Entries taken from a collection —
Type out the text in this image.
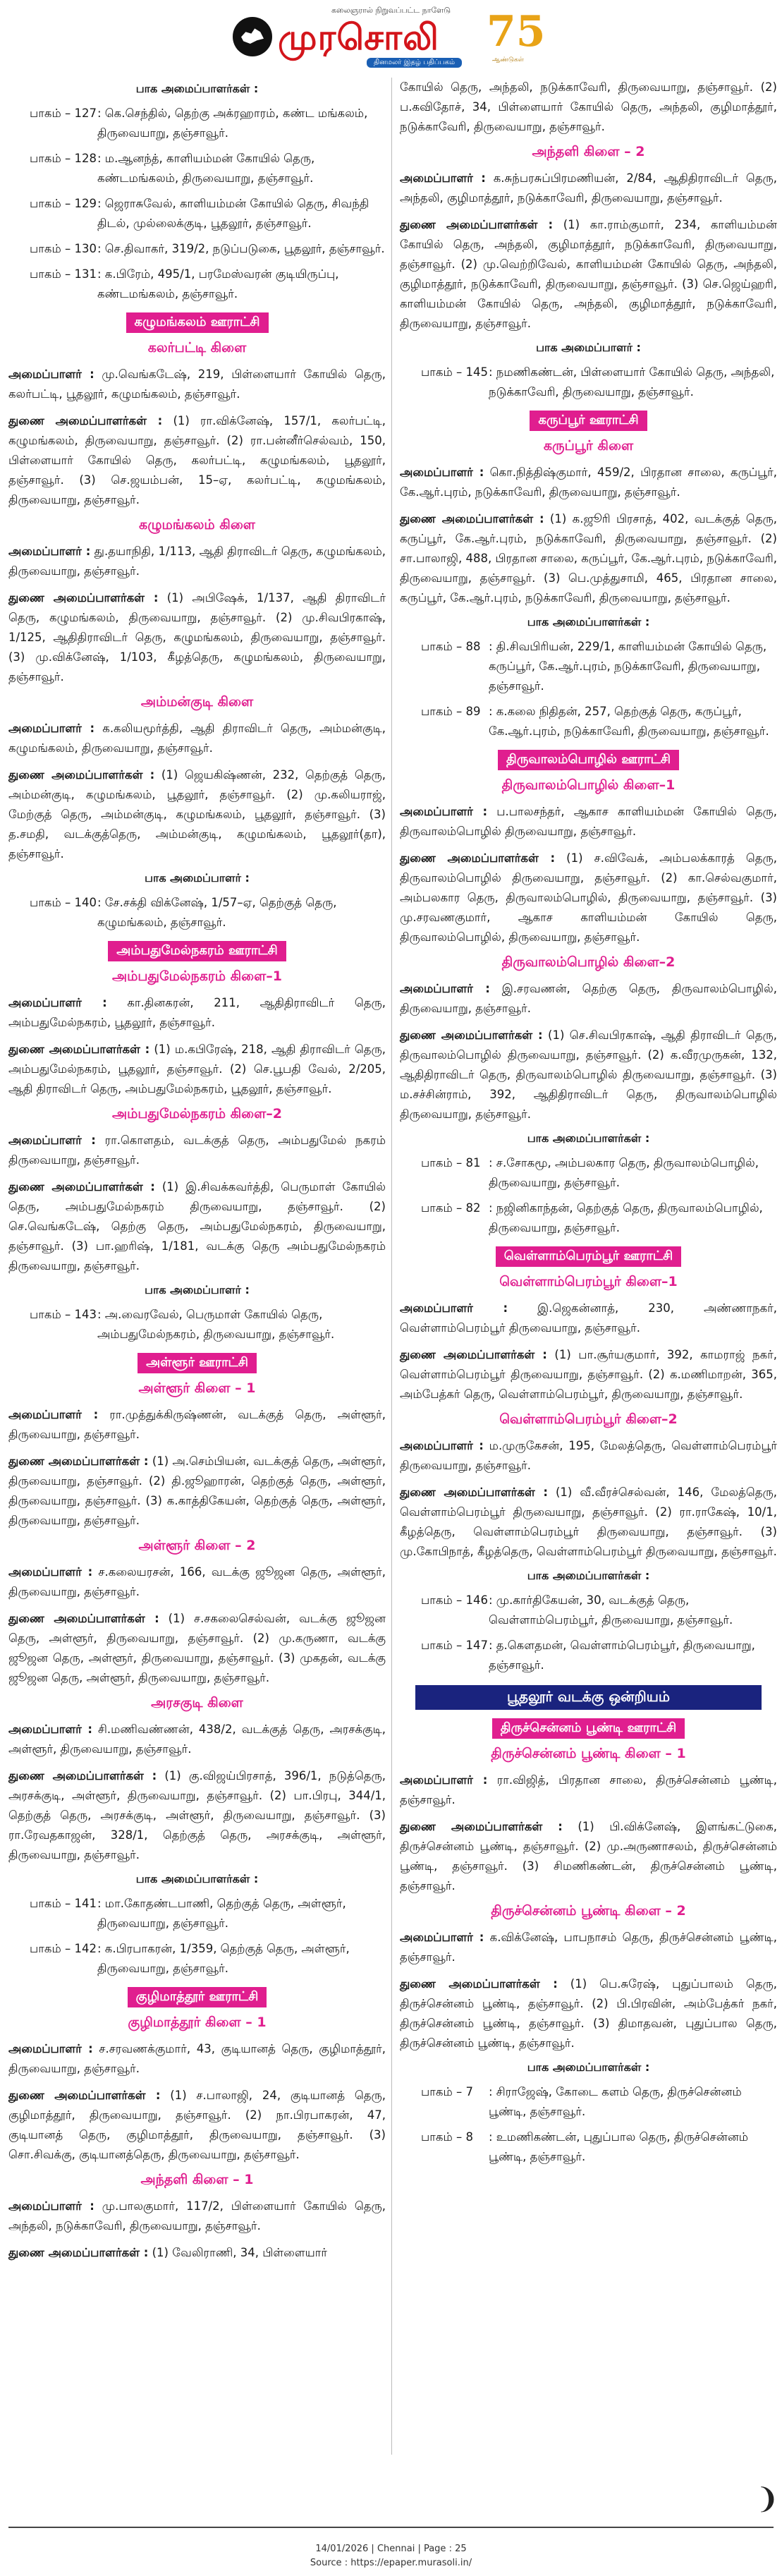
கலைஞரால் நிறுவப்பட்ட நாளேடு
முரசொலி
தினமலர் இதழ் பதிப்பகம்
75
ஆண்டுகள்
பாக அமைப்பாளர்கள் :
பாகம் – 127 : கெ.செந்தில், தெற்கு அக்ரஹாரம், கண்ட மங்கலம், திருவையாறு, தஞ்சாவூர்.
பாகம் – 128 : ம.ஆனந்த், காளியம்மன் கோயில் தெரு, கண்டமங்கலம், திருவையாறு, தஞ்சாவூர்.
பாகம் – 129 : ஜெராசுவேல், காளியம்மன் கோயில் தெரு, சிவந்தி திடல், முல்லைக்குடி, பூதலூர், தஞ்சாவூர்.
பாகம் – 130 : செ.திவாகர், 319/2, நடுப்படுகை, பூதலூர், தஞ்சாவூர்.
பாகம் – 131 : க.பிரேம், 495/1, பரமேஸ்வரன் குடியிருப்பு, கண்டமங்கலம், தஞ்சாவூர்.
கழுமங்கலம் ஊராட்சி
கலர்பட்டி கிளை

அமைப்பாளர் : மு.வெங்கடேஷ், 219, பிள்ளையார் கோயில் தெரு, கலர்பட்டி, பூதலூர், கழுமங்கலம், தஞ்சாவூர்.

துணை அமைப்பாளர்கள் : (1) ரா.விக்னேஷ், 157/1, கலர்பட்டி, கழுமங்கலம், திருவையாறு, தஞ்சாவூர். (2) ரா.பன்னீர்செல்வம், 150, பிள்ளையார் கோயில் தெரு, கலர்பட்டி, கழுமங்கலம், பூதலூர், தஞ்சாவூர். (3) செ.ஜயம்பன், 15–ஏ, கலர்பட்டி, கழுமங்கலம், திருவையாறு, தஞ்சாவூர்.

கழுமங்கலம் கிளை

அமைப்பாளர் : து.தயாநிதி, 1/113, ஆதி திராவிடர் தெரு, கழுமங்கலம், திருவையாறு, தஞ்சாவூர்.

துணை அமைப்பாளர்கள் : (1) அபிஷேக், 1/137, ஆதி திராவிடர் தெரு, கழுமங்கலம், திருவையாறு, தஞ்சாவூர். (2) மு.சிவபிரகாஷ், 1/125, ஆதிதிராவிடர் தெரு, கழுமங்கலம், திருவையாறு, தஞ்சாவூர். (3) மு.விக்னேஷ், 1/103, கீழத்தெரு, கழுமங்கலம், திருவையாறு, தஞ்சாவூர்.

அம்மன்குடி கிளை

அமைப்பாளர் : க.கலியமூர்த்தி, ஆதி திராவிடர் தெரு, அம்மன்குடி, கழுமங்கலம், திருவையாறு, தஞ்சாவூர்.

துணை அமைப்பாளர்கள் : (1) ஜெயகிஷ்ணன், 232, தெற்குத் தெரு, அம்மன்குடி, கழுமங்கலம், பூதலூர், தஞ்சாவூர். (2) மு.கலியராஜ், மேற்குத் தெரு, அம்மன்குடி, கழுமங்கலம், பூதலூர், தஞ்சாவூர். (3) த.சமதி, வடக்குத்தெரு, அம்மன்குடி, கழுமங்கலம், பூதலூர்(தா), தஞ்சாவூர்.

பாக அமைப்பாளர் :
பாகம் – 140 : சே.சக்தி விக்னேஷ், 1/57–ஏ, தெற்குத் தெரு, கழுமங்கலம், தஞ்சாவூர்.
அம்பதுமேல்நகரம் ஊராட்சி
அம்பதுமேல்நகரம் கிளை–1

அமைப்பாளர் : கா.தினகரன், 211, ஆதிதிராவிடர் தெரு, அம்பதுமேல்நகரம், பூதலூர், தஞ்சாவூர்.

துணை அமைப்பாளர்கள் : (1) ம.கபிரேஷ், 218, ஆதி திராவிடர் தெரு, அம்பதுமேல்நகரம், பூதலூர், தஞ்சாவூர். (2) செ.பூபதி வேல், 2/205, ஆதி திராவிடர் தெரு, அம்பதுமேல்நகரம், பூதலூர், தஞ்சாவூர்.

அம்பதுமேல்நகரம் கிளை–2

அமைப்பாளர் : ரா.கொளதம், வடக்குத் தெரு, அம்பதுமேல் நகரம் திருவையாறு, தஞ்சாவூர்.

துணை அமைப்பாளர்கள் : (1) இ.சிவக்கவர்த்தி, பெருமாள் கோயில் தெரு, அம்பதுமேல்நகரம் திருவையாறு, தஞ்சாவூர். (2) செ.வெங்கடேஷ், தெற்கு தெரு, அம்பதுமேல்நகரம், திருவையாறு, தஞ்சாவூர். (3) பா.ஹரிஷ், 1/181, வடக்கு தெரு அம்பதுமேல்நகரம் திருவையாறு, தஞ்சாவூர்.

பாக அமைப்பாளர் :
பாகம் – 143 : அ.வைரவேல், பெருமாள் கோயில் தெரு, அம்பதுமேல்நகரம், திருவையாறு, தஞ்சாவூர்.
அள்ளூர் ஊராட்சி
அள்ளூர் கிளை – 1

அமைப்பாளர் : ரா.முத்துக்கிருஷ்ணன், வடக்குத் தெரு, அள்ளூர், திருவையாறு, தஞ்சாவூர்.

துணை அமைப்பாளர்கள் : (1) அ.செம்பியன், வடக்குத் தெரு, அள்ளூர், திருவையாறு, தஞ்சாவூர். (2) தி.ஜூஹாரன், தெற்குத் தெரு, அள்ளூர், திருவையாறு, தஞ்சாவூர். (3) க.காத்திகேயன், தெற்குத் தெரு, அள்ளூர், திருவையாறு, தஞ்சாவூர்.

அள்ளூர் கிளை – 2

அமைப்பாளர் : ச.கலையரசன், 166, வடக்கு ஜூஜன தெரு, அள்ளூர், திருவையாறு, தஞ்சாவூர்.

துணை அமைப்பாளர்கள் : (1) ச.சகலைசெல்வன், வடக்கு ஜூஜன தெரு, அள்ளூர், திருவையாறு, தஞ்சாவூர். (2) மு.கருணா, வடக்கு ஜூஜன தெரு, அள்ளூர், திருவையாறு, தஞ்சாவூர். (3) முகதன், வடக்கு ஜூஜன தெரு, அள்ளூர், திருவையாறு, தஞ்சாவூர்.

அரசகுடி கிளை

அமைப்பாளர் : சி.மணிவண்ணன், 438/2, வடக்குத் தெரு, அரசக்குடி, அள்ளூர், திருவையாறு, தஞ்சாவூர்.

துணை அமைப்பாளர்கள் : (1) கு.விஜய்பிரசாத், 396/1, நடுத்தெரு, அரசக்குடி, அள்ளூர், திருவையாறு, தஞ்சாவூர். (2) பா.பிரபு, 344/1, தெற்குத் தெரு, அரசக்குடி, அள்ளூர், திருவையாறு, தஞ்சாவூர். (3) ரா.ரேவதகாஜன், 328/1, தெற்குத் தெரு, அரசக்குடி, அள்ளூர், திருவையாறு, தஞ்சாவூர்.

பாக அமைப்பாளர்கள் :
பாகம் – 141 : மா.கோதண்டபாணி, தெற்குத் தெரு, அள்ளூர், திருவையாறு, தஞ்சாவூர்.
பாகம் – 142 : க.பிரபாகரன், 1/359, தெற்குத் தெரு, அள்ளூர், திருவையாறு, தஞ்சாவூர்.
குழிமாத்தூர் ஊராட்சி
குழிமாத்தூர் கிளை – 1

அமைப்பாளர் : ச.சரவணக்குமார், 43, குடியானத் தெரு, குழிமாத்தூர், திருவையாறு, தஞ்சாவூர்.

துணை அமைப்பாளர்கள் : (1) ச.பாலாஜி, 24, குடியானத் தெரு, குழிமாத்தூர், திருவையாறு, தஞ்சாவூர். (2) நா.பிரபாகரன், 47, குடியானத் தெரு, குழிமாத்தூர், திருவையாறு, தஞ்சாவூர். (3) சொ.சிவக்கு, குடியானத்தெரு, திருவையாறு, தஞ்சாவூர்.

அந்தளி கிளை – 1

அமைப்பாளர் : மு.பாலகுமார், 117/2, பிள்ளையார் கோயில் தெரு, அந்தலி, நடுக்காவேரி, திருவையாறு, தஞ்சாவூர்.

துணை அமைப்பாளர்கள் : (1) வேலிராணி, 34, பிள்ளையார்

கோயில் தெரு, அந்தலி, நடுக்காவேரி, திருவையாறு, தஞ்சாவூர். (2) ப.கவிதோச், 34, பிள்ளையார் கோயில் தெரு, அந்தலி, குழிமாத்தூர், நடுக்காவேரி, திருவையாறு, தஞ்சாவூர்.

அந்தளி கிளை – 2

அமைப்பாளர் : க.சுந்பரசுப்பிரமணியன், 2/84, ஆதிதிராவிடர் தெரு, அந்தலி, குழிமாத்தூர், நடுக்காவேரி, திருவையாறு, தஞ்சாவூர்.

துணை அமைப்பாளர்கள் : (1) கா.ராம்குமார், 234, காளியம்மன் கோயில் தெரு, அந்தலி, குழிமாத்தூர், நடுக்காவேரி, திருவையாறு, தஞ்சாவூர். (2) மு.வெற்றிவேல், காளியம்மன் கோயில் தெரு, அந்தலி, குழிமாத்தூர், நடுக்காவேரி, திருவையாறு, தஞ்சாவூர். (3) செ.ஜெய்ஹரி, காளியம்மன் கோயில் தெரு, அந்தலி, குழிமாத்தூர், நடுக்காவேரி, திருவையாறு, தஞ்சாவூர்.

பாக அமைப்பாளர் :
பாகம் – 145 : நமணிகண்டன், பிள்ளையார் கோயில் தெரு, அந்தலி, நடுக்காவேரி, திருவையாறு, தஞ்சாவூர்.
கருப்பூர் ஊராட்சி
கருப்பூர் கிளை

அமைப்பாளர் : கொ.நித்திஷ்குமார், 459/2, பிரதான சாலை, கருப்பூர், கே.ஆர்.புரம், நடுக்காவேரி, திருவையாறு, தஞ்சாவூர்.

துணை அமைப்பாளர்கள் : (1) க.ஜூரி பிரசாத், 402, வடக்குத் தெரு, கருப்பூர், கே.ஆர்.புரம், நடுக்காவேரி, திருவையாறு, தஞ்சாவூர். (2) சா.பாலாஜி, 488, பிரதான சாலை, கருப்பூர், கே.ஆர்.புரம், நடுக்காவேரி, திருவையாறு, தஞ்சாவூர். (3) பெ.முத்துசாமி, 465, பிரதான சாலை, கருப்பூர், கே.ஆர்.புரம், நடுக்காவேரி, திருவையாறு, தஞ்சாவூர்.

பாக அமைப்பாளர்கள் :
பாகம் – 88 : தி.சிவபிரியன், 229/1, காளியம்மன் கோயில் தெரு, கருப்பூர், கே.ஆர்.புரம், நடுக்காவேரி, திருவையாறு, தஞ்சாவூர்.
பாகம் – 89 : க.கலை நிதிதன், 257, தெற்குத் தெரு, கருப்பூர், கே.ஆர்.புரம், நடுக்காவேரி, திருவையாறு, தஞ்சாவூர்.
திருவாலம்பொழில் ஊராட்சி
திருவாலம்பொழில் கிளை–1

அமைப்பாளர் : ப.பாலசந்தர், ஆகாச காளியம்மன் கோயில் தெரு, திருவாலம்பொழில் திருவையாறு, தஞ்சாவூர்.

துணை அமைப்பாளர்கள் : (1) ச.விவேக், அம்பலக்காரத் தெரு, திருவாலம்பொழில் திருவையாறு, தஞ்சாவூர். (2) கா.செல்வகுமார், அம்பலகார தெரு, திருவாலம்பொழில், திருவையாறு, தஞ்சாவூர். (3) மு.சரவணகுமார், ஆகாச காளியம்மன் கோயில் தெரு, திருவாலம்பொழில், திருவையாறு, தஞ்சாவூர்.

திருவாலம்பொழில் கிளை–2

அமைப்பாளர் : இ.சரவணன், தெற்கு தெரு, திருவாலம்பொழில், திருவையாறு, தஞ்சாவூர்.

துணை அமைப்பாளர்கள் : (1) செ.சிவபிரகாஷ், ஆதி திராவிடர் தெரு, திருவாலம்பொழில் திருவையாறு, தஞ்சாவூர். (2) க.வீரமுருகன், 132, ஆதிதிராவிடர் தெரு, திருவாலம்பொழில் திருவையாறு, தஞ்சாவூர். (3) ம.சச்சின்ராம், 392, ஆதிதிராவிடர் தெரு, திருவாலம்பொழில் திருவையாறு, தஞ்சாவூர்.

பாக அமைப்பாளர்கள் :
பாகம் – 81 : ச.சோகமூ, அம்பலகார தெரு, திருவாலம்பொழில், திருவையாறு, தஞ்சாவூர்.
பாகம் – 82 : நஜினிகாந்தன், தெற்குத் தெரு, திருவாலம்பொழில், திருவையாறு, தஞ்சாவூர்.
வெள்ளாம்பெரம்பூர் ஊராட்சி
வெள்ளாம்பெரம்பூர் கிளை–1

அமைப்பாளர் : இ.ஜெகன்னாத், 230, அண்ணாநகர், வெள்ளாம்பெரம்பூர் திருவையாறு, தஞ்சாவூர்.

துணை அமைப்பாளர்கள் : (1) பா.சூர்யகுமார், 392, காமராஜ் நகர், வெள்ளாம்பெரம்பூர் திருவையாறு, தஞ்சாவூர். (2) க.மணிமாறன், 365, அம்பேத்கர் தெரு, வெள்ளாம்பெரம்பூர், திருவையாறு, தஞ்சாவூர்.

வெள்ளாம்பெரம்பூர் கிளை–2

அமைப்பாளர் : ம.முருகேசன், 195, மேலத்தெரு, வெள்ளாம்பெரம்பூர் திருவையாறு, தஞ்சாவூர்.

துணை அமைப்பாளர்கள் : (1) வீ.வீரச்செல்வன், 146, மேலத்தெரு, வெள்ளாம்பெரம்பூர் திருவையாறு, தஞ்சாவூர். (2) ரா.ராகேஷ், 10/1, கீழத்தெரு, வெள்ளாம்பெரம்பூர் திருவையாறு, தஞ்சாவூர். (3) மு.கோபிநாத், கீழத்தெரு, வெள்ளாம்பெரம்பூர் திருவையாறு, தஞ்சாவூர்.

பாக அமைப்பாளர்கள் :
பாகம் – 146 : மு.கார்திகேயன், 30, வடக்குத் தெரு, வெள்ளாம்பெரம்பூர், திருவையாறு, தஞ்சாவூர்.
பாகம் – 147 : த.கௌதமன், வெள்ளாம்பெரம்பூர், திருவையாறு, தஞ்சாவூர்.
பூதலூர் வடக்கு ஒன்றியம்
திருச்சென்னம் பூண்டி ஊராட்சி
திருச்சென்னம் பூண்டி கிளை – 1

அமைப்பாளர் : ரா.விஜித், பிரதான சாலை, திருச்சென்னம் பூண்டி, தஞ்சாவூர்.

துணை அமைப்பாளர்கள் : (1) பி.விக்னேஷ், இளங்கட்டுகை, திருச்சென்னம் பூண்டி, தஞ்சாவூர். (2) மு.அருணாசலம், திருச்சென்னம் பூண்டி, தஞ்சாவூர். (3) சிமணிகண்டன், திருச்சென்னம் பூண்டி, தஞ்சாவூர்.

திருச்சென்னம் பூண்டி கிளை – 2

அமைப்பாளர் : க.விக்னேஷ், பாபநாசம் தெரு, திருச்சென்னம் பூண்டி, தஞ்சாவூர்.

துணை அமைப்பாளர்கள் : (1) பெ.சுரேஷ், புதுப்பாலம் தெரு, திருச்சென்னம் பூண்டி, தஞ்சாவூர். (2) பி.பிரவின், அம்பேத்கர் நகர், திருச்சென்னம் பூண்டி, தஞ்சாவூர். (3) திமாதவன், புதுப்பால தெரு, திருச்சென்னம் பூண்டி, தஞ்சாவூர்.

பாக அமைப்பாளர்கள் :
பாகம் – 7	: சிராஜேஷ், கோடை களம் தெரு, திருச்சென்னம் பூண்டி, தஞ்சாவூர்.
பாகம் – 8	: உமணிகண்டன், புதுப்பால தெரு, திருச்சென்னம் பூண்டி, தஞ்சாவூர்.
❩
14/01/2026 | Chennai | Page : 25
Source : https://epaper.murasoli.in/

---

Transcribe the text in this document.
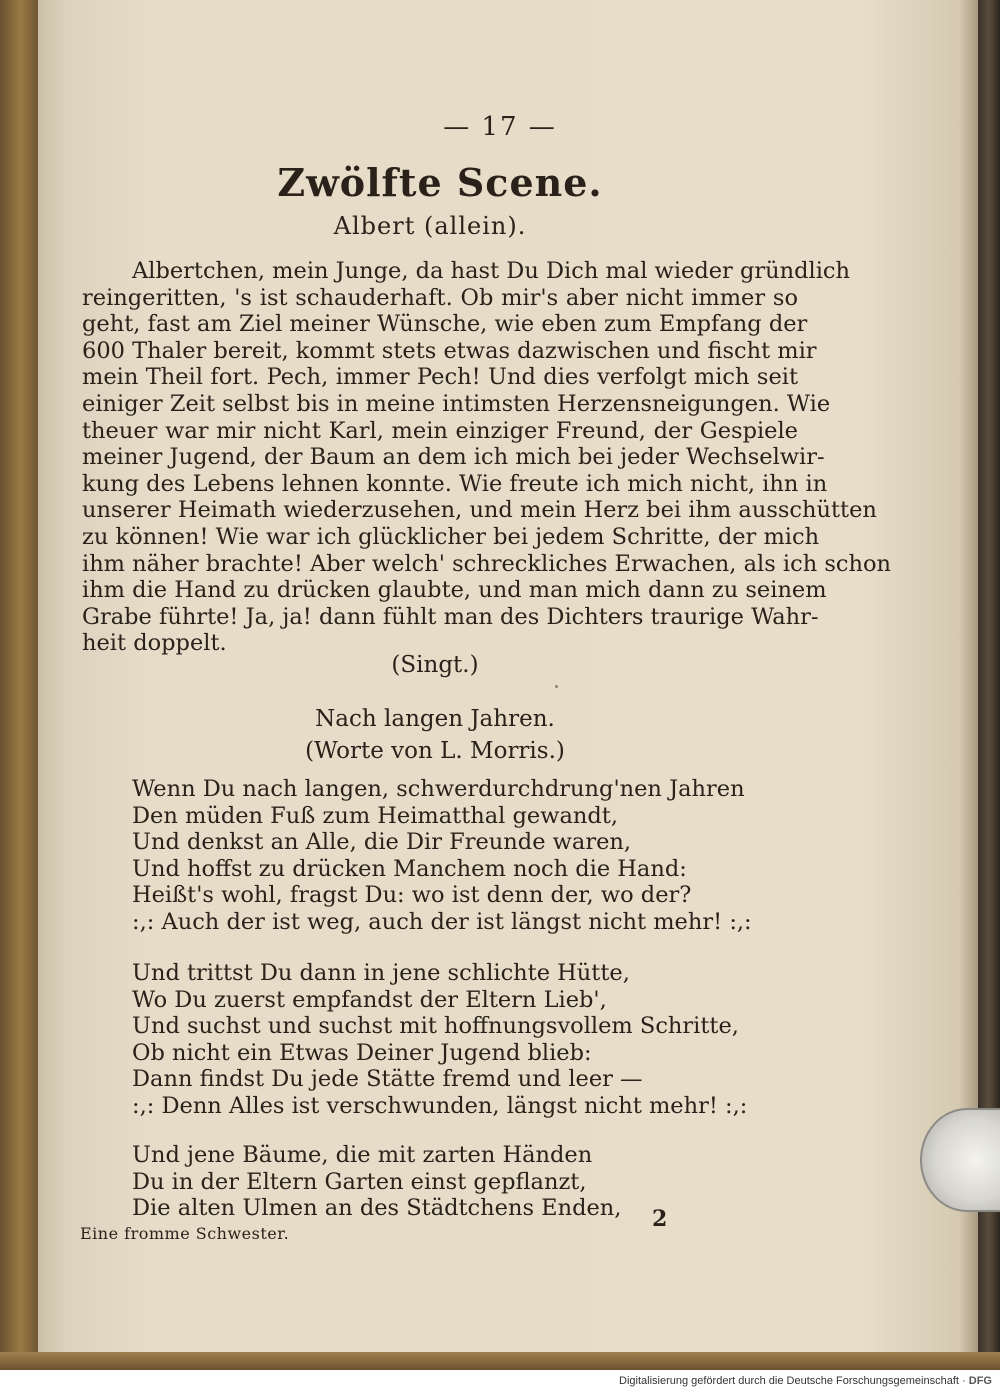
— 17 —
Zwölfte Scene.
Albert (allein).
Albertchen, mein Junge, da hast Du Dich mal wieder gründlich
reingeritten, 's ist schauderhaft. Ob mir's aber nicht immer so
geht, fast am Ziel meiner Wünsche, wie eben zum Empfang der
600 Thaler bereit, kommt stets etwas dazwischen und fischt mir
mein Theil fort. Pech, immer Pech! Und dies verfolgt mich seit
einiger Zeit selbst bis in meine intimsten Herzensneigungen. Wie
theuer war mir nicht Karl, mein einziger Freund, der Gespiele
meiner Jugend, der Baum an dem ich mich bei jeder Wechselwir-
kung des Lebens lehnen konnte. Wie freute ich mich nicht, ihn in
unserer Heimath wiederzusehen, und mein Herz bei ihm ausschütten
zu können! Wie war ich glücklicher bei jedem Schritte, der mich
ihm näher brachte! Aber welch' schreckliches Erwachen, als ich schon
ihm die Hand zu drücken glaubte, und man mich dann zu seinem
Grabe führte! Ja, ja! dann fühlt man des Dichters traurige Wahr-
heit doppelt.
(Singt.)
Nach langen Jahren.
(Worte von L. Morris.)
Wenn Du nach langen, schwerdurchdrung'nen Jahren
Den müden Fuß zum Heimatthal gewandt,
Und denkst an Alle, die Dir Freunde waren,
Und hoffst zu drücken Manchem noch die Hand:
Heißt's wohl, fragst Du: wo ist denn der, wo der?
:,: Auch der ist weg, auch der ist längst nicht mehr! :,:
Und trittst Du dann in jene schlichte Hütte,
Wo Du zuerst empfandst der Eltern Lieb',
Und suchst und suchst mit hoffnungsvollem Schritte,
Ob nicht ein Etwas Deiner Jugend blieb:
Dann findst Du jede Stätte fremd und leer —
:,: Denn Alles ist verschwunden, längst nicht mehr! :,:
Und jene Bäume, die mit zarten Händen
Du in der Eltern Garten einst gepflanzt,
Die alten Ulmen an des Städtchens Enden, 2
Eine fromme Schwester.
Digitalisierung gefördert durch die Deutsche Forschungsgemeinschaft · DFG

Exercise requirements —
Locate all lines holding the word "längst", then copy them out.

Exercise solution —
:,: Auch der ist weg, auch der ist längst nicht mehr! :,:
:,: Denn Alles ist verschwunden, längst nicht mehr! :,:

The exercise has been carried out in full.